▸ The problem
What follows are records. Restate all of them word for word.

-- Start Listed records --

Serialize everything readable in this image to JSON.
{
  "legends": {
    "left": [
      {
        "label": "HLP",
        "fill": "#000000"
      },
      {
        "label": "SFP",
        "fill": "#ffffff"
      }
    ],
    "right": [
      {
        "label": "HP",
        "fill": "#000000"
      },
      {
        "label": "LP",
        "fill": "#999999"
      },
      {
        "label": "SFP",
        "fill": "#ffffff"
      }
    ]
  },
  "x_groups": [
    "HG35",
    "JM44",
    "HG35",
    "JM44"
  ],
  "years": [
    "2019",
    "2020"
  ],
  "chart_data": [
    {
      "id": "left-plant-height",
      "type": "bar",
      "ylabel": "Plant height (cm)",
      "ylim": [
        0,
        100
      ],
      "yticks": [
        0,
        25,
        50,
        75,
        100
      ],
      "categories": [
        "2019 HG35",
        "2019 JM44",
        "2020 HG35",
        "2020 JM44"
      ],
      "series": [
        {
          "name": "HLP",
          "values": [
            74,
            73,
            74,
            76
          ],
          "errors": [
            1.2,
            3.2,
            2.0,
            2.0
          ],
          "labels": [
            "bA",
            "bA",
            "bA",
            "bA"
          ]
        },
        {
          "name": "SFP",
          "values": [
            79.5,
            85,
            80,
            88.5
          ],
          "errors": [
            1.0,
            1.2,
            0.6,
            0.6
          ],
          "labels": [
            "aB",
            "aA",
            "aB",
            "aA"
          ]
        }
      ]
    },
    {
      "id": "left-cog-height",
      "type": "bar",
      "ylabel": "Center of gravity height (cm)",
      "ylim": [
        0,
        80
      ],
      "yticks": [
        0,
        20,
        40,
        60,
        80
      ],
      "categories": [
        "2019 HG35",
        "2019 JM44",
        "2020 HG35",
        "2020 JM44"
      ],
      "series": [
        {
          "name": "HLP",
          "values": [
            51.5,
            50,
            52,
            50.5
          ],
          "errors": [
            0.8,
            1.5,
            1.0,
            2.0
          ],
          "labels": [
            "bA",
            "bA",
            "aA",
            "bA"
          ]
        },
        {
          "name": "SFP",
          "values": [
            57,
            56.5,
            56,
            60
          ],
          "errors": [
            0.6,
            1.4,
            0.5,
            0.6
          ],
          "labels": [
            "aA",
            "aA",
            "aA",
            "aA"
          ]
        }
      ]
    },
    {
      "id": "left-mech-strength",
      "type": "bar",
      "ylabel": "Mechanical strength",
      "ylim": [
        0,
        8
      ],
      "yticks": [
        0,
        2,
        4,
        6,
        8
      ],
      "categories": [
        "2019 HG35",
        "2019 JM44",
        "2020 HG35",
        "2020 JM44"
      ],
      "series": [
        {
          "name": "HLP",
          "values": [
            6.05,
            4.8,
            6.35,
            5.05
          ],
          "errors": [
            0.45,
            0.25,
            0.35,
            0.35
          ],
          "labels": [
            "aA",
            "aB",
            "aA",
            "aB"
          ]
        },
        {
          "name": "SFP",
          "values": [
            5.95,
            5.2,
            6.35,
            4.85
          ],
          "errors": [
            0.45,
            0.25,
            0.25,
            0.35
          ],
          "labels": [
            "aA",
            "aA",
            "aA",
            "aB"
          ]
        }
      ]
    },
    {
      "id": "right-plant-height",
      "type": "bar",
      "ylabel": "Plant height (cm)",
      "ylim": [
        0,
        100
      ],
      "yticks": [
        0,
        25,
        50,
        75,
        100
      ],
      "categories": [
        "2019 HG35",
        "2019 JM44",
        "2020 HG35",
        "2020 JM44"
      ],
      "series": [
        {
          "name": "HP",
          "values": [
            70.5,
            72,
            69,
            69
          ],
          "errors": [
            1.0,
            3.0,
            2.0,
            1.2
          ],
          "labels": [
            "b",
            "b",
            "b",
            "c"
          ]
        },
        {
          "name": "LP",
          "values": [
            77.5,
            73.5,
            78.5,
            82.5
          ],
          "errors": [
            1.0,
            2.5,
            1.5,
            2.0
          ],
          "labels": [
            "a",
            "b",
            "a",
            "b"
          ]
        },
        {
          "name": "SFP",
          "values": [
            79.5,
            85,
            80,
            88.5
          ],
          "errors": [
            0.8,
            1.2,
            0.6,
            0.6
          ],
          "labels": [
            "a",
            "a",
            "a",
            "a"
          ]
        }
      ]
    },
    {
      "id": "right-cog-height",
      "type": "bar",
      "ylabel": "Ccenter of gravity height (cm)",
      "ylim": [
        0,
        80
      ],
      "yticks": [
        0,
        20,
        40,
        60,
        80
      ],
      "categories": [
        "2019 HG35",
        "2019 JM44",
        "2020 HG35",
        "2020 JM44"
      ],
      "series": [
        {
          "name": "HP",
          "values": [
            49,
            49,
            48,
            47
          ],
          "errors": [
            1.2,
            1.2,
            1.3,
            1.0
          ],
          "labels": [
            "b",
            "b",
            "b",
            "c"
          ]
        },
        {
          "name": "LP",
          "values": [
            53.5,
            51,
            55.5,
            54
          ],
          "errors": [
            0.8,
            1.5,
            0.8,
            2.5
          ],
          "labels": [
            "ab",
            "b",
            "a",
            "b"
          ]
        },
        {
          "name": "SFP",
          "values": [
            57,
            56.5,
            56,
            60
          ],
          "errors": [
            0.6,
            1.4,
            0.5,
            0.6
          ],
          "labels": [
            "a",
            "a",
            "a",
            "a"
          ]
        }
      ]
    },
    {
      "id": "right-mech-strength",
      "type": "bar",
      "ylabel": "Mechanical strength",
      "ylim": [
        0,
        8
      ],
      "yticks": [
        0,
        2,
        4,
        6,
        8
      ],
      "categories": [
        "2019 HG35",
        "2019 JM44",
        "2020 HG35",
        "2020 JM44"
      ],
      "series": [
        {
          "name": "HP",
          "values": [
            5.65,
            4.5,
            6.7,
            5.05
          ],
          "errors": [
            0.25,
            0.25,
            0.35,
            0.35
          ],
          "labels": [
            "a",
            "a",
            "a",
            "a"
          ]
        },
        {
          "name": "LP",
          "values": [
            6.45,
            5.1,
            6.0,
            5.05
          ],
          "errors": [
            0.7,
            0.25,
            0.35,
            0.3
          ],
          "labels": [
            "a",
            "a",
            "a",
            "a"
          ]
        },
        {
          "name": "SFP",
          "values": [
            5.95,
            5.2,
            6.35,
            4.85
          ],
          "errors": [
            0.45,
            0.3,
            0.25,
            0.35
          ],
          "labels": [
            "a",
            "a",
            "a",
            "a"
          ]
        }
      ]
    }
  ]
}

-- End Listed records --

▸ Result below
Serialize everything readable in this image to JSON.
{
  "legends": {
    "left": [
      {
        "label": "HLP",
        "fill": "#000000"
      },
      {
        "label": "SFP",
        "fill": "#ffffff"
      }
    ],
    "right": [
      {
        "label": "HP",
        "fill": "#000000"
      },
      {
        "label": "LP",
        "fill": "#999999"
      },
      {
        "label": "SFP",
        "fill": "#ffffff"
      }
    ]
  },
  "x_groups": [
    "HG35",
    "JM44",
    "HG35",
    "JM44"
  ],
  "years": [
    "2019",
    "2020"
  ],
  "chart_data": [
    {
      "id": "left-plant-height",
      "type": "bar",
      "ylabel": "Plant height (cm)",
      "ylim": [
        0,
        100
      ],
      "yticks": [
        0,
        25,
        50,
        75,
        100
      ],
      "categories": [
        "2019 HG35",
        "2019 JM44",
        "2020 HG35",
        "2020 JM44"
      ],
      "series": [
        {
          "name": "HLP",
          "values": [
            74,
            73,
            74,
            76
          ],
          "errors": [
            1.2,
            3.2,
            2.0,
            2.0
          ],
          "labels": [
            "bA",
            "bA",
            "bA",
            "bA"
          ]
        },
        {
          "name": "SFP",
          "values": [
            79.5,
            85,
            80,
            88.5
          ],
          "errors": [
            1.0,
            1.2,
            0.6,
            0.6
          ],
          "labels": [
            "aB",
            "aA",
            "aB",
            "aA"
          ]
        }
      ]
    },
    {
      "id": "left-cog-height",
      "type": "bar",
      "ylabel": "Center of gravity height (cm)",
      "ylim": [
        0,
        80
      ],
      "yticks": [
        0,
        20,
        40,
        60,
        80
      ],
      "categories": [
        "2019 HG35",
        "2019 JM44",
        "2020 HG35",
        "2020 JM44"
      ],
      "series": [
        {
          "name": "HLP",
          "values": [
            51.5,
            50,
            52,
            50.5
          ],
          "errors": [
            0.8,
            1.5,
            1.0,
            2.0
          ],
          "labels": [
            "bA",
            "bA",
            "aA",
            "bA"
          ]
        },
        {
          "name": "SFP",
          "values": [
            57,
            56.5,
            56,
            60
          ],
          "errors": [
            0.6,
            1.4,
            0.5,
            0.6
          ],
          "labels": [
            "aA",
            "aA",
            "aA",
            "aA"
          ]
        }
      ]
    },
    {
      "id": "left-mech-strength",
      "type": "bar",
      "ylabel": "Mechanical strength",
      "ylim": [
        0,
        8
      ],
      "yticks": [
        0,
        2,
        4,
        6,
        8
      ],
      "categories": [
        "2019 HG35",
        "2019 JM44",
        "2020 HG35",
        "2020 JM44"
      ],
      "series": [
        {
          "name": "HLP",
          "values": [
            6.05,
            4.8,
            6.35,
            5.05
          ],
          "errors": [
            0.45,
            0.25,
            0.35,
            0.35
          ],
          "labels": [
            "aA",
            "aB",
            "aA",
            "aB"
          ]
        },
        {
          "name": "SFP",
          "values": [
            5.95,
            5.2,
            6.35,
            4.85
          ],
          "errors": [
            0.45,
            0.25,
            0.25,
            0.35
          ],
          "labels": [
            "aA",
            "aA",
            "aA",
            "aB"
          ]
        }
      ]
    },
    {
      "id": "right-plant-height",
      "type": "bar",
      "ylabel": "Plant height (cm)",
      "ylim": [
        0,
        100
      ],
      "yticks": [
        0,
        25,
        50,
        75,
        100
      ],
      "categories": [
        "2019 HG35",
        "2019 JM44",
        "2020 HG35",
        "2020 JM44"
      ],
      "series": [
        {
          "name": "HP",
          "values": [
            70.5,
            72,
            69,
            69
          ],
          "errors": [
            1.0,
            3.0,
            2.0,
            1.2
          ],
          "labels": [
            "b",
            "b",
            "b",
            "c"
          ]
        },
        {
          "name": "LP",
          "values": [
            77.5,
            73.5,
            78.5,
            82.5
          ],
          "errors": [
            1.0,
            2.5,
            1.5,
            2.0
          ],
          "labels": [
            "a",
            "b",
            "a",
            "b"
          ]
        },
        {
          "name": "SFP",
          "values": [
            79.5,
            85,
            80,
            88.5
          ],
          "errors": [
            0.8,
            1.2,
            0.6,
            0.6
          ],
          "labels": [
            "a",
            "a",
            "a",
            "a"
          ]
        }
      ]
    },
    {
      "id": "right-cog-height",
      "type": "bar",
      "ylabel": "Ccenter of gravity height (cm)",
      "ylim": [
        0,
        80
      ],
      "yticks": [
        0,
        20,
        40,
        60,
        80
      ],
      "categories": [
        "2019 HG35",
        "2019 JM44",
        "2020 HG35",
        "2020 JM44"
      ],
      "series": [
        {
          "name": "HP",
          "values": [
            49,
            49,
            48,
            47
          ],
          "errors": [
            1.2,
            1.2,
            1.3,
            1.0
          ],
          "labels": [
            "b",
            "b",
            "b",
            "c"
          ]
        },
        {
          "name": "LP",
          "values": [
            53.5,
            51,
            55.5,
            54
          ],
          "errors": [
            0.8,
            1.5,
            0.8,
            2.5
          ],
          "labels": [
            "ab",
            "b",
            "a",
            "b"
          ]
        },
        {
          "name": "SFP",
          "values": [
            57,
            56.5,
            56,
            60
          ],
          "errors": [
            0.6,
            1.4,
            0.5,
            0.6
          ],
          "labels": [
            "a",
            "a",
            "a",
            "a"
          ]
        }
      ]
    },
    {
      "id": "right-mech-strength",
      "type": "bar",
      "ylabel": "Mechanical strength",
      "ylim": [
        0,
        8
      ],
      "yticks": [
        0,
        2,
        4,
        6,
        8
      ],
      "categories": [
        "2019 HG35",
        "2019 JM44",
        "2020 HG35",
        "2020 JM44"
      ],
      "series": [
        {
          "name": "HP",
          "values": [
            5.65,
            4.5,
            6.7,
            5.05
          ],
          "errors": [
            0.25,
            0.25,
            0.35,
            0.35
          ],
          "labels": [
            "a",
            "a",
            "a",
            "a"
          ]
        },
        {
          "name": "LP",
          "values": [
            6.45,
            5.1,
            6.0,
            5.05
          ],
          "errors": [
            0.7,
            0.25,
            0.35,
            0.3
          ],
          "labels": [
            "a",
            "a",
            "a",
            "a"
          ]
        },
        {
          "name": "SFP",
          "values": [
            5.95,
            5.2,
            6.35,
            4.85
          ],
          "errors": [
            0.45,
            0.3,
            0.25,
            0.35
          ],
          "labels": [
            "a",
            "a",
            "a",
            "a"
          ]
        }
      ]
    }
  ]
}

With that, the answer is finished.